## Work required:
Work through the data line by line, gathering every line that has the word "Voltage".

## Items:
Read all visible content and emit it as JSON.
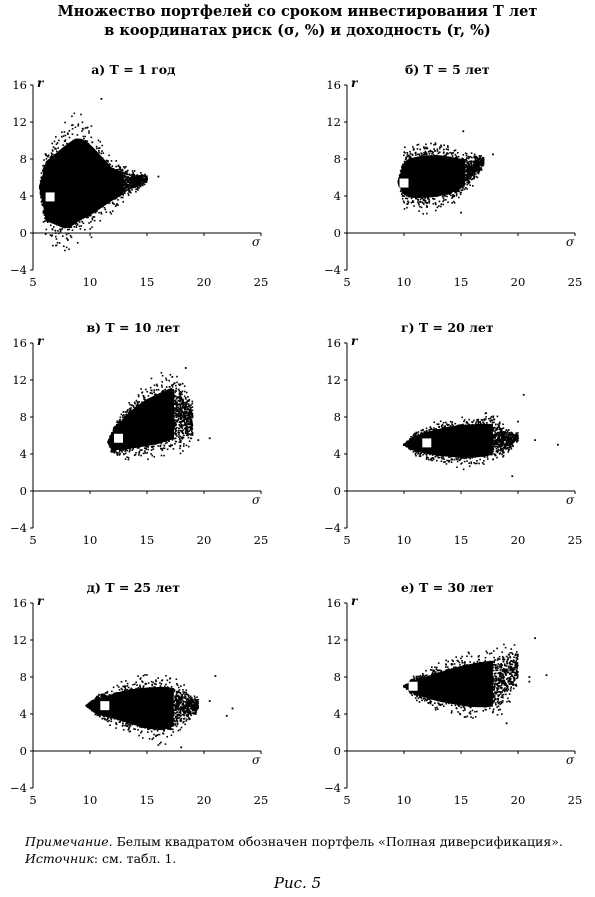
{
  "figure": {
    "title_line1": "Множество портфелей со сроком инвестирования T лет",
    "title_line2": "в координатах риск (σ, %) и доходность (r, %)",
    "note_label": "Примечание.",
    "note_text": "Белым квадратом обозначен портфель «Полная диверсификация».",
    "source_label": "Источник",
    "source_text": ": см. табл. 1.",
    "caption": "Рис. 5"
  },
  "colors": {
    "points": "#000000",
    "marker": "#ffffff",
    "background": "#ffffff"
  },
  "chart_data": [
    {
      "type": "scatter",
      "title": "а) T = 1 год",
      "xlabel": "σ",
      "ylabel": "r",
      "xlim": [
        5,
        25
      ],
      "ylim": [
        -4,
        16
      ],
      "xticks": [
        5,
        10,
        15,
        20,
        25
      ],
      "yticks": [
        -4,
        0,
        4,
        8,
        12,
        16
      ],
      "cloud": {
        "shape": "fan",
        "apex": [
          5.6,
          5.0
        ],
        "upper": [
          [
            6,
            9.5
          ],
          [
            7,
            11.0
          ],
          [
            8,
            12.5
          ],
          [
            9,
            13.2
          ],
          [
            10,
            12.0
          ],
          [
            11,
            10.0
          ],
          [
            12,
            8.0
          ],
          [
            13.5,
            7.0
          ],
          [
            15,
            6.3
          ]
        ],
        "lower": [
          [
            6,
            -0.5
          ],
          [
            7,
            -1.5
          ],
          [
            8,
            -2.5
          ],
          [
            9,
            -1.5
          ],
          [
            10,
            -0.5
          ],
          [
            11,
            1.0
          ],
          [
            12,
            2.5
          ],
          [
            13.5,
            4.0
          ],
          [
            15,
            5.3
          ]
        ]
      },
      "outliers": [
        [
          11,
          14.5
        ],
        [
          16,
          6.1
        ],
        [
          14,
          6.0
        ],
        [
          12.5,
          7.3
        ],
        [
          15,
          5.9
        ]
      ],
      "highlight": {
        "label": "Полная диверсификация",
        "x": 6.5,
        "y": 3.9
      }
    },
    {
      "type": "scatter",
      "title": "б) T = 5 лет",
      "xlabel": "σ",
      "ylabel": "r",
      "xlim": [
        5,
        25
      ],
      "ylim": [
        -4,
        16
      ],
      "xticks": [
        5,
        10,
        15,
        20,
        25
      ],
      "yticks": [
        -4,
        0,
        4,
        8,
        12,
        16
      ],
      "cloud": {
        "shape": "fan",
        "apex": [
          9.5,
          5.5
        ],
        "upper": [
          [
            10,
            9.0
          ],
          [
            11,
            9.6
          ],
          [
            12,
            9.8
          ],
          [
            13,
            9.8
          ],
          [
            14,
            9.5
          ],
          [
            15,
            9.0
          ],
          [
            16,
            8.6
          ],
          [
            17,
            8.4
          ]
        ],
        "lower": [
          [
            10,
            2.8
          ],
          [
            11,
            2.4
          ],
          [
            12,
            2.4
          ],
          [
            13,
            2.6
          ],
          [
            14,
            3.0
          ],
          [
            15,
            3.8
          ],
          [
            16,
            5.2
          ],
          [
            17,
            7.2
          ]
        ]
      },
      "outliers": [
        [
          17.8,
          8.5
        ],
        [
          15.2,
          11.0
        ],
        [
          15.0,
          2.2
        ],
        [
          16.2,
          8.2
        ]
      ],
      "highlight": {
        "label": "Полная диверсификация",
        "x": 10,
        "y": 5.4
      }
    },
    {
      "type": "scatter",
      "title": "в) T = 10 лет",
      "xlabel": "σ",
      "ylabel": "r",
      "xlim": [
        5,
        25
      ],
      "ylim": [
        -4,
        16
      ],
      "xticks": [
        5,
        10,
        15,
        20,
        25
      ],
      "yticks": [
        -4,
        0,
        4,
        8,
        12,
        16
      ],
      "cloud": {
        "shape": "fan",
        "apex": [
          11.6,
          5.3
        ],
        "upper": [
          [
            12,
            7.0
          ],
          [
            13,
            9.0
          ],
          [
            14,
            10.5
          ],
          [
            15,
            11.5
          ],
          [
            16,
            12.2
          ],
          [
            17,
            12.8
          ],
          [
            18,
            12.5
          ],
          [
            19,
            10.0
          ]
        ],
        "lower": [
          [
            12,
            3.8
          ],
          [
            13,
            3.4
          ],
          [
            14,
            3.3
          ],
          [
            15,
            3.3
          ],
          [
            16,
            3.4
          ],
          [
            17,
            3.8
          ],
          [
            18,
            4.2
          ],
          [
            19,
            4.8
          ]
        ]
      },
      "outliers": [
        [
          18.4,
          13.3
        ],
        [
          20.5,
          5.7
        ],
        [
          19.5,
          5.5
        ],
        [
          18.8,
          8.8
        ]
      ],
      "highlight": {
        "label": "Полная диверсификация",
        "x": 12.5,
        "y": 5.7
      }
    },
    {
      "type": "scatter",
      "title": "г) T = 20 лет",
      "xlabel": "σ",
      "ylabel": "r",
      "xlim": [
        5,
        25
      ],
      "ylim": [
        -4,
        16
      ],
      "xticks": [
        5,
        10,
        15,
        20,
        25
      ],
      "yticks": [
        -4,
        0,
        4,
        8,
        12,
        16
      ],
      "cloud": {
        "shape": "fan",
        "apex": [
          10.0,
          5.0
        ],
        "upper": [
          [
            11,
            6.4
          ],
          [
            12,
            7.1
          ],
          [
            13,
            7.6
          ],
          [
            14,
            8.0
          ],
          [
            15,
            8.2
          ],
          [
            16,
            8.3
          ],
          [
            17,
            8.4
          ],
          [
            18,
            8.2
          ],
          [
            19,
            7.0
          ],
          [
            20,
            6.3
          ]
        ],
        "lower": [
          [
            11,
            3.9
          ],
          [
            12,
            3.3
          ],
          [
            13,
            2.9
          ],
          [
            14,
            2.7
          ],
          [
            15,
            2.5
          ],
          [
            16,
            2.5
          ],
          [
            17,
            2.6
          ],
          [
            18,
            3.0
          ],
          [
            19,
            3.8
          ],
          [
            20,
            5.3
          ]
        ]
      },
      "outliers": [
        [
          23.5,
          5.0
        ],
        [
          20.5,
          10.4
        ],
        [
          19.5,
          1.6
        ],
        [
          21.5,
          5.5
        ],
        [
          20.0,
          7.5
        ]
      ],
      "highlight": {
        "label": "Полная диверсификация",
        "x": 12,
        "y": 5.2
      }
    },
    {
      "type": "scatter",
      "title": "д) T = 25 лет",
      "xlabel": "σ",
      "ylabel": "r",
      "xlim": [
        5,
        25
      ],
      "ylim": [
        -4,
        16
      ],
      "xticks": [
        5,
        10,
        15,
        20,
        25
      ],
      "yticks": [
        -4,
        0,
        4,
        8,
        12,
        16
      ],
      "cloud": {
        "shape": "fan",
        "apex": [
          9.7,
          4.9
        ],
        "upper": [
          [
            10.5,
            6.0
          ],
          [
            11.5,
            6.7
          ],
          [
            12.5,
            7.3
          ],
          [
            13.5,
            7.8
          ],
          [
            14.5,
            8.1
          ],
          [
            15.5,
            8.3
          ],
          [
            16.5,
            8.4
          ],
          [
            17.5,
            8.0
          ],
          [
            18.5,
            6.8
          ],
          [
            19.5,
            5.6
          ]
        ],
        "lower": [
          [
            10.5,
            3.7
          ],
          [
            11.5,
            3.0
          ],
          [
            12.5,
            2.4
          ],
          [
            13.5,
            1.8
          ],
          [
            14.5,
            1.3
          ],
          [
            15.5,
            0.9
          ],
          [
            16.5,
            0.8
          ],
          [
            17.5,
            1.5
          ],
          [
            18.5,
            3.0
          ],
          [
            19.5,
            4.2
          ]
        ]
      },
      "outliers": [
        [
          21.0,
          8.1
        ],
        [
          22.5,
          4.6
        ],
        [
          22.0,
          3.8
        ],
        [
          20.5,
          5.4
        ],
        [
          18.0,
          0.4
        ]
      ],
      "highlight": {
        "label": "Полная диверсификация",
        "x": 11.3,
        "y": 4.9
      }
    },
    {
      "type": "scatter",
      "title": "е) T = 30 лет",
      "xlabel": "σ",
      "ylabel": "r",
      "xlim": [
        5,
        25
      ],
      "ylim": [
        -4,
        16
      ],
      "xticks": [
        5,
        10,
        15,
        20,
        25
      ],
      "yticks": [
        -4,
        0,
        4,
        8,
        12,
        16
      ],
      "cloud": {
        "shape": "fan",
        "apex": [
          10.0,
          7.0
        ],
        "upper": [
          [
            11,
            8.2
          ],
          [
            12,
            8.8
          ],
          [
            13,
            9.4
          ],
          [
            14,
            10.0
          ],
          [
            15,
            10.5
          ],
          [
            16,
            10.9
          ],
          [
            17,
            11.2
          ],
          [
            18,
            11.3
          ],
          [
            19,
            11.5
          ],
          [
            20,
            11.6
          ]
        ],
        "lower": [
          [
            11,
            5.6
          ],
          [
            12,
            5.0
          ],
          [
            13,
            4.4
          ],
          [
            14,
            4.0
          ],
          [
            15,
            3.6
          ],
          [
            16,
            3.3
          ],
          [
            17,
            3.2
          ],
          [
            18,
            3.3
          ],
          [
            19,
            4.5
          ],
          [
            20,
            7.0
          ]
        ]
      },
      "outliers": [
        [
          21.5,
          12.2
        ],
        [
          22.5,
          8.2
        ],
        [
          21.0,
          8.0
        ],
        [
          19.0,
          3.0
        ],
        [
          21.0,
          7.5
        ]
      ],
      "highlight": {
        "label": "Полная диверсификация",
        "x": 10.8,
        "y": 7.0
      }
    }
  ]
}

--

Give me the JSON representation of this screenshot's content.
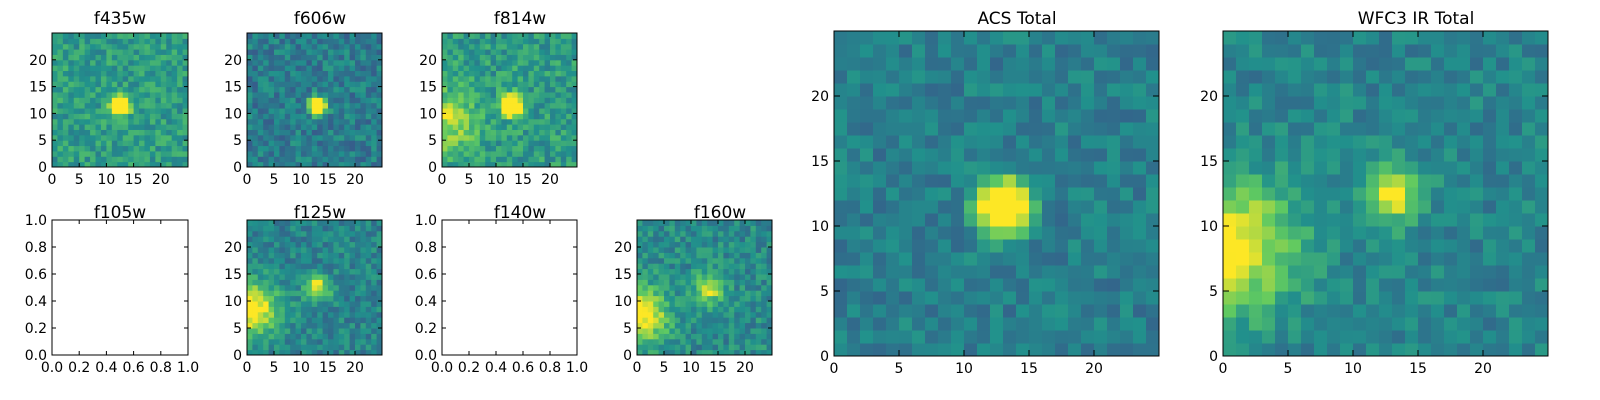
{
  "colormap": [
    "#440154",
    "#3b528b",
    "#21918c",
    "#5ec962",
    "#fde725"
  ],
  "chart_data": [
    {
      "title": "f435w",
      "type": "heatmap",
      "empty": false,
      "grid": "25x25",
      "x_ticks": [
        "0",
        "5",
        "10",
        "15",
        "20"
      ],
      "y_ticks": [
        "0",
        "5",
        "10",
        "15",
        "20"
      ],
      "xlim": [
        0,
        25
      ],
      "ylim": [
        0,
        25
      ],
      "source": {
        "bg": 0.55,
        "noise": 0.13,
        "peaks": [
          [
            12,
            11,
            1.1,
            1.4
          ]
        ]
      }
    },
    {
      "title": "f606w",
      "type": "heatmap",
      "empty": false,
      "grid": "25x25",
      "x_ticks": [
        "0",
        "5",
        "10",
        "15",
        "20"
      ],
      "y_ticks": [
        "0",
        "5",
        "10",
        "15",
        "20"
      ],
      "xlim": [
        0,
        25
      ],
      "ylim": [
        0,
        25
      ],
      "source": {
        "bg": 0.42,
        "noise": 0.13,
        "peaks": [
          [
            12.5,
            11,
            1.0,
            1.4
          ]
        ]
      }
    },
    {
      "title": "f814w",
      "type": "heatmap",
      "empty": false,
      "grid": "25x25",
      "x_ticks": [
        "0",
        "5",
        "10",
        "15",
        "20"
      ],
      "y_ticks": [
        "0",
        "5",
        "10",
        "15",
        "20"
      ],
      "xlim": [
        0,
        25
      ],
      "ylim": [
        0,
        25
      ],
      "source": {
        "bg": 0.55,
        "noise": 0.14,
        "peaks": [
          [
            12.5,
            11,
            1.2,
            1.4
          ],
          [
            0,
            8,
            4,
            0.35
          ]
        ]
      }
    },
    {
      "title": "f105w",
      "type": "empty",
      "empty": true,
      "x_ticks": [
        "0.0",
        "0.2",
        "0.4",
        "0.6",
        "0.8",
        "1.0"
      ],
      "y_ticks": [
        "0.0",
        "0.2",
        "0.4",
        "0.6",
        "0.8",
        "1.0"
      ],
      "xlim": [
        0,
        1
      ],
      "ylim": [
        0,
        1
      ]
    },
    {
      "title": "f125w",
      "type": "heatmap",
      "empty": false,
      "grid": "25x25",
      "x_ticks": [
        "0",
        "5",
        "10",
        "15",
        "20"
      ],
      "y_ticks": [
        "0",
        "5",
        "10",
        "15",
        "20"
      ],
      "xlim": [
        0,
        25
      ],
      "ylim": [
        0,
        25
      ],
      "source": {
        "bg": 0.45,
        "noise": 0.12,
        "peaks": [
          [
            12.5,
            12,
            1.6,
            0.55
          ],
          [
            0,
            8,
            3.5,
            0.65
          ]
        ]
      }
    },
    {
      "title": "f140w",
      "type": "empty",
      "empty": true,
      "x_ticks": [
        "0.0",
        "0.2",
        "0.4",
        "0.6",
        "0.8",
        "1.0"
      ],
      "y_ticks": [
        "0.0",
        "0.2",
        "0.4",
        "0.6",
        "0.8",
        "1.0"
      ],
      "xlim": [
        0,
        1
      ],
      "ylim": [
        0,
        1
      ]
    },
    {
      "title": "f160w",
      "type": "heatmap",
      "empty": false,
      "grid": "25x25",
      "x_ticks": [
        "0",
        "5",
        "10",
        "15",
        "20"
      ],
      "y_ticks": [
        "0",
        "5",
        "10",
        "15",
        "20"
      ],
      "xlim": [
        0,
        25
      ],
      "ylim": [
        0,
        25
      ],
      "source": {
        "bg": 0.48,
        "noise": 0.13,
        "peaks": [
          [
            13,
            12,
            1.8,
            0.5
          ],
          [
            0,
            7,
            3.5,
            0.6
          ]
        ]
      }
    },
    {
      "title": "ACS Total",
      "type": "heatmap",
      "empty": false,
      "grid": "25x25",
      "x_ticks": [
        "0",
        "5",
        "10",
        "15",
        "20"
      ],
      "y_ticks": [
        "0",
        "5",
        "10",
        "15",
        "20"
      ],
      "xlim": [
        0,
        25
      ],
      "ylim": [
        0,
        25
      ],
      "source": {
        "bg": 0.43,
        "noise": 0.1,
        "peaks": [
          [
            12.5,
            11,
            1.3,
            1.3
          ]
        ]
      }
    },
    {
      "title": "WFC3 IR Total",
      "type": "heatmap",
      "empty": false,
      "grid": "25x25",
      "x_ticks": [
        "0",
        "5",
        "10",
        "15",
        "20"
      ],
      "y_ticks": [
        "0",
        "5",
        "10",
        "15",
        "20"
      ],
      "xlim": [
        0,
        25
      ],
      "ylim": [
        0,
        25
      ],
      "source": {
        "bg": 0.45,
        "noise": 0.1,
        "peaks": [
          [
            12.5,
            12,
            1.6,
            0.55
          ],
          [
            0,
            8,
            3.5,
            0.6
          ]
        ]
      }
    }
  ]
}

---

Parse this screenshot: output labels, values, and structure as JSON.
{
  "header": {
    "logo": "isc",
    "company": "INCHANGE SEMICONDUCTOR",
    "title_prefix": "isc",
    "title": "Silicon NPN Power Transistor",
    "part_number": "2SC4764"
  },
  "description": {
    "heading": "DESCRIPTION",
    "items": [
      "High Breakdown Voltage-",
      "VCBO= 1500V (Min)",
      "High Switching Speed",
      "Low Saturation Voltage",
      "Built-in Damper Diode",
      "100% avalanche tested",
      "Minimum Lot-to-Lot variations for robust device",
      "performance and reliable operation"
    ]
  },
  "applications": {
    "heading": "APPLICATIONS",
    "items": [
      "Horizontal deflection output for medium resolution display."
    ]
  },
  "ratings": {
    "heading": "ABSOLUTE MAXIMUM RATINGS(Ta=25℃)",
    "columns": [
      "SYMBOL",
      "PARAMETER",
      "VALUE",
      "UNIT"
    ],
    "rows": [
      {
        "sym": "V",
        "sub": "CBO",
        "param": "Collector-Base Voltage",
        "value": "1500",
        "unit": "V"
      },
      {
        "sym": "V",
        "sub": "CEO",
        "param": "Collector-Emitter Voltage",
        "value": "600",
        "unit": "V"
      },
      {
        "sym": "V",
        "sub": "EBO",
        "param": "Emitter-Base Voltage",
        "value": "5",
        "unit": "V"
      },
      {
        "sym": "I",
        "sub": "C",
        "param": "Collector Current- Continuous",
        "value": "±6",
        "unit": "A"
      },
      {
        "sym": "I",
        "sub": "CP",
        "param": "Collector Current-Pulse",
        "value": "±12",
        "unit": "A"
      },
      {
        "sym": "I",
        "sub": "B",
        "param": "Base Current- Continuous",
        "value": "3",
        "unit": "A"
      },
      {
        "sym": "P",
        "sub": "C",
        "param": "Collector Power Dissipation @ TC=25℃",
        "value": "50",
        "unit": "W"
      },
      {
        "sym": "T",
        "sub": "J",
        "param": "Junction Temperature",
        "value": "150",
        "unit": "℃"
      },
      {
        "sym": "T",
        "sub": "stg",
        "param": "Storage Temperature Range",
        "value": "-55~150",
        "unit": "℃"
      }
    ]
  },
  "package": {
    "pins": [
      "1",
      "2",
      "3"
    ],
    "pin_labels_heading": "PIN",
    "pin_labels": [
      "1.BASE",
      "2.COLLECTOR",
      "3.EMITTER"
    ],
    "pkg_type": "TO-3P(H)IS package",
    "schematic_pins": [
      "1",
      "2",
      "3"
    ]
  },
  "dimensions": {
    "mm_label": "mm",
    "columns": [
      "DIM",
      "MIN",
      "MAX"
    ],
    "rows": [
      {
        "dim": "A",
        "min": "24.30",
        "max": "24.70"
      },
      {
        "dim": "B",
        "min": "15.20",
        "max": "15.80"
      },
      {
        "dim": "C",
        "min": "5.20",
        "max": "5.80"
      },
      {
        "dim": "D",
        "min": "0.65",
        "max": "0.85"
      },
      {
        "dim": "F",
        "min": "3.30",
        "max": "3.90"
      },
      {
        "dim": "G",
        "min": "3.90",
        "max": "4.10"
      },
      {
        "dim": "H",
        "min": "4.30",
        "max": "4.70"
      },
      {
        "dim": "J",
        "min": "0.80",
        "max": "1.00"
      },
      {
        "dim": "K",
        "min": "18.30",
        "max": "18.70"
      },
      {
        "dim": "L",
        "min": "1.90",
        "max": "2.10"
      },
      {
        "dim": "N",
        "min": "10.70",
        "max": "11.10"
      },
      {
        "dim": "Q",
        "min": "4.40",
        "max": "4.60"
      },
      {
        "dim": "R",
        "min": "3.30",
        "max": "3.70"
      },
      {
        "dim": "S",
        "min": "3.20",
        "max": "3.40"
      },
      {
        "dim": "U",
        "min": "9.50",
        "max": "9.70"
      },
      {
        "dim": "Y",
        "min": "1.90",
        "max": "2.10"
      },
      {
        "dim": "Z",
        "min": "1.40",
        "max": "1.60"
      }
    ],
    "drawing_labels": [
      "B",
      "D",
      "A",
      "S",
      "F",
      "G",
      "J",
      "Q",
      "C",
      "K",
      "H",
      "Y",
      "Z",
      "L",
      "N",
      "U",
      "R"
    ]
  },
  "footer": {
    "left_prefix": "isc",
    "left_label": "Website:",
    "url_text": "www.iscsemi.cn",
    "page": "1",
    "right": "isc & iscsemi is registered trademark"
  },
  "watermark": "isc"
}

## The completed task:
      "High Breakdown Voltage-",
      "Low Saturation Voltage",
        "param": "Collector-Base Voltage",
        "param": "Collector-Emitter Voltage",
        "param": "Emitter-Base Voltage",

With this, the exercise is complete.